• The exercise: Return every line below as is, leaving out the pictures.

• Recorded information:
________________________

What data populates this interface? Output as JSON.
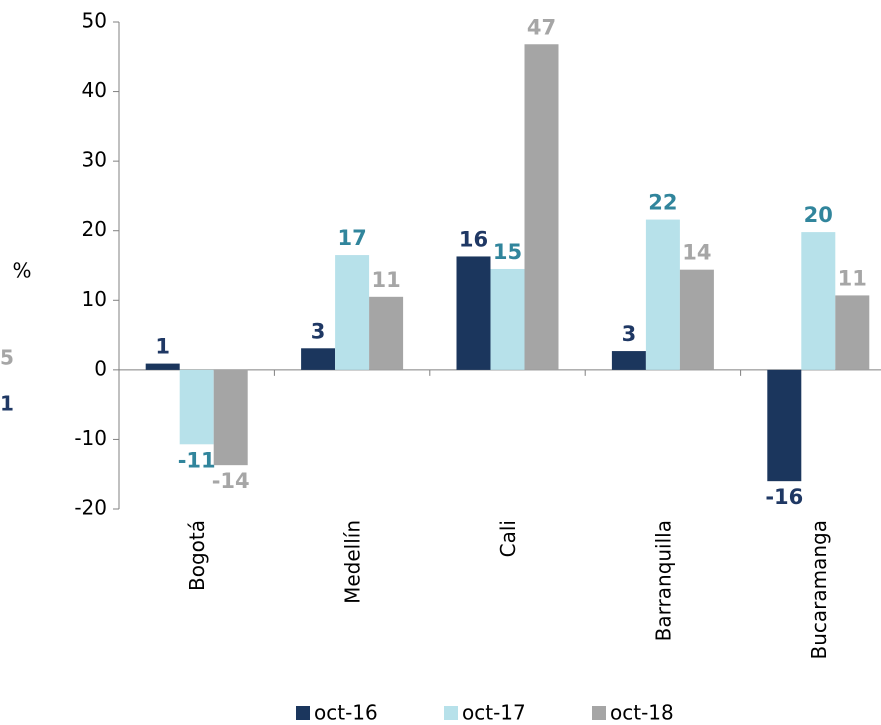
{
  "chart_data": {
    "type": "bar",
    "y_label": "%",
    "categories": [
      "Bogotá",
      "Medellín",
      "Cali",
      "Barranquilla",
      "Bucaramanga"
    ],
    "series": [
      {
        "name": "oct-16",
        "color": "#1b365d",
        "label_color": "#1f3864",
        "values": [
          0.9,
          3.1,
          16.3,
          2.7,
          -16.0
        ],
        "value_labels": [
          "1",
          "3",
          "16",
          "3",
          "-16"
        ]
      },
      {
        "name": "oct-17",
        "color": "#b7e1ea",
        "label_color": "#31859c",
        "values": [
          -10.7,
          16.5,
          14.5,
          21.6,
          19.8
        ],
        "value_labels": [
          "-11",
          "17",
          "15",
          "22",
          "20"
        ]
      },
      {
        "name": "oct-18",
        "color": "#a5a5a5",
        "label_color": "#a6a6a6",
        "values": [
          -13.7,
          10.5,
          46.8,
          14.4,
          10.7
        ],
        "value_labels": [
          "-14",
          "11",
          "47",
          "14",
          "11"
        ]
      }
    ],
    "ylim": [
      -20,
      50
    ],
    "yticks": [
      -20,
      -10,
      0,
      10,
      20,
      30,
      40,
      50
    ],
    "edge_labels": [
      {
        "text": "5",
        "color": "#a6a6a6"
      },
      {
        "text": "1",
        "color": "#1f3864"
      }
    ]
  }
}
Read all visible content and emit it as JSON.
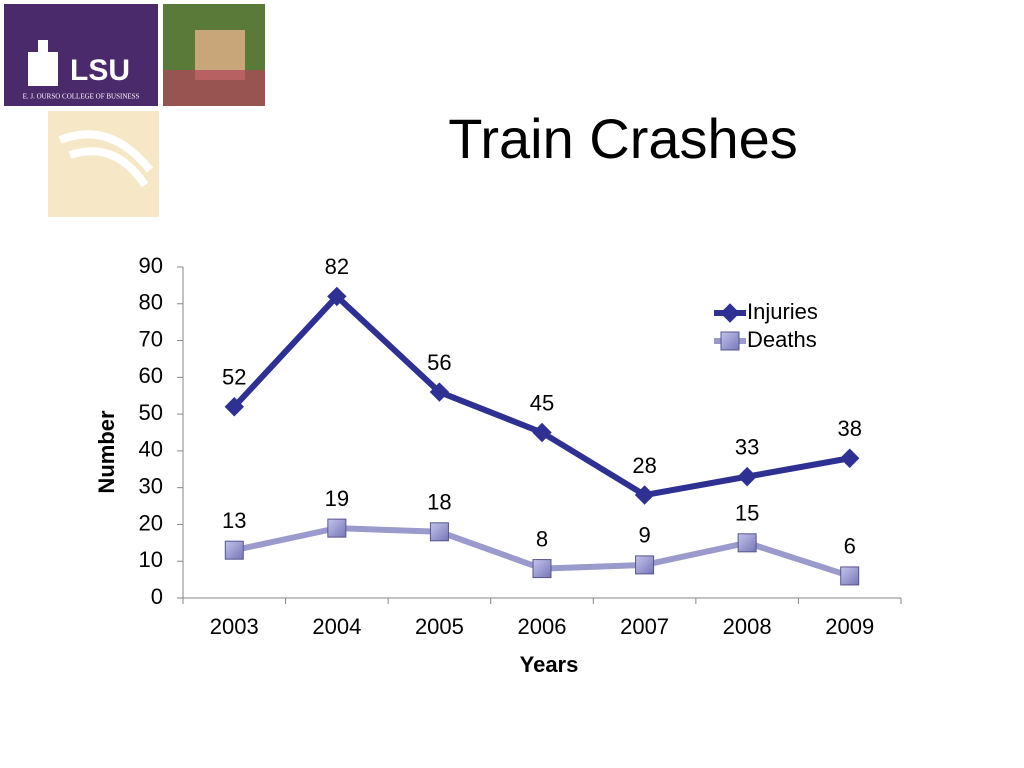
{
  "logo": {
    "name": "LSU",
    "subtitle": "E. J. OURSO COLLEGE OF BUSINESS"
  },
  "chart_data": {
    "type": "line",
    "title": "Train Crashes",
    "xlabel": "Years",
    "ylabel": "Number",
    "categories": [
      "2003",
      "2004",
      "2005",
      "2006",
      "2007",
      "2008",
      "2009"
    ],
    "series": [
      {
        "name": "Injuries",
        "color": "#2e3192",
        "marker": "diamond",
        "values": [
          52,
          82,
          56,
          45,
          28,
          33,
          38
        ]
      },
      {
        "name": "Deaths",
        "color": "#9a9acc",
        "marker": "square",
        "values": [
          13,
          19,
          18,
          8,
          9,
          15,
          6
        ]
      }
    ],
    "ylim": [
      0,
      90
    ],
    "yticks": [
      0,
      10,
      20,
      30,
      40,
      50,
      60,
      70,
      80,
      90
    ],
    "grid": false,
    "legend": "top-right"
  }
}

________________________

• Exercise result:
What data populates this interface? Output as JSON.
{
  "chart_data": {
    "type": "bar",
    "y_label": "%",
    "categories": [
      "Bogotá",
      "Medellín",
      "Cali",
      "Barranquilla",
      "Bucaramanga"
    ],
    "series": [
      {
        "name": "oct-16",
        "color": "#1b365d",
        "label_color": "#1f3864",
        "values": [
          0.9,
          3.1,
          16.3,
          2.7,
          -16.0
        ],
        "value_labels": [
          "1",
          "3",
          "16",
          "3",
          "-16"
        ]
      },
      {
        "name": "oct-17",
        "color": "#b7e1ea",
        "label_color": "#31859c",
        "values": [
          -10.7,
          16.5,
          14.5,
          21.6,
          19.8
        ],
        "value_labels": [
          "-11",
          "17",
          "15",
          "22",
          "20"
        ]
      },
      {
        "name": "oct-18",
        "color": "#a5a5a5",
        "label_color": "#a6a6a6",
        "values": [
          -13.7,
          10.5,
          46.8,
          14.4,
          10.7
        ],
        "value_labels": [
          "-14",
          "11",
          "47",
          "14",
          "11"
        ]
      }
    ],
    "ylim": [
      -20,
      50
    ],
    "yticks": [
      -20,
      -10,
      0,
      10,
      20,
      30,
      40,
      50
    ],
    "edge_labels": [
      {
        "text": "5",
        "color": "#a6a6a6"
      },
      {
        "text": "1",
        "color": "#1f3864"
      }
    ]
  }
}
Read all visible content and emit it as JSON.
{
  "logo": {
    "name": "LSU",
    "subtitle": "E. J. OURSO COLLEGE OF BUSINESS"
  },
  "chart_data": {
    "type": "line",
    "title": "Train Crashes",
    "xlabel": "Years",
    "ylabel": "Number",
    "categories": [
      "2003",
      "2004",
      "2005",
      "2006",
      "2007",
      "2008",
      "2009"
    ],
    "series": [
      {
        "name": "Injuries",
        "color": "#2e3192",
        "marker": "diamond",
        "values": [
          52,
          82,
          56,
          45,
          28,
          33,
          38
        ]
      },
      {
        "name": "Deaths",
        "color": "#9a9acc",
        "marker": "square",
        "values": [
          13,
          19,
          18,
          8,
          9,
          15,
          6
        ]
      }
    ],
    "ylim": [
      0,
      90
    ],
    "yticks": [
      0,
      10,
      20,
      30,
      40,
      50,
      60,
      70,
      80,
      90
    ],
    "grid": false,
    "legend": "top-right"
  }
}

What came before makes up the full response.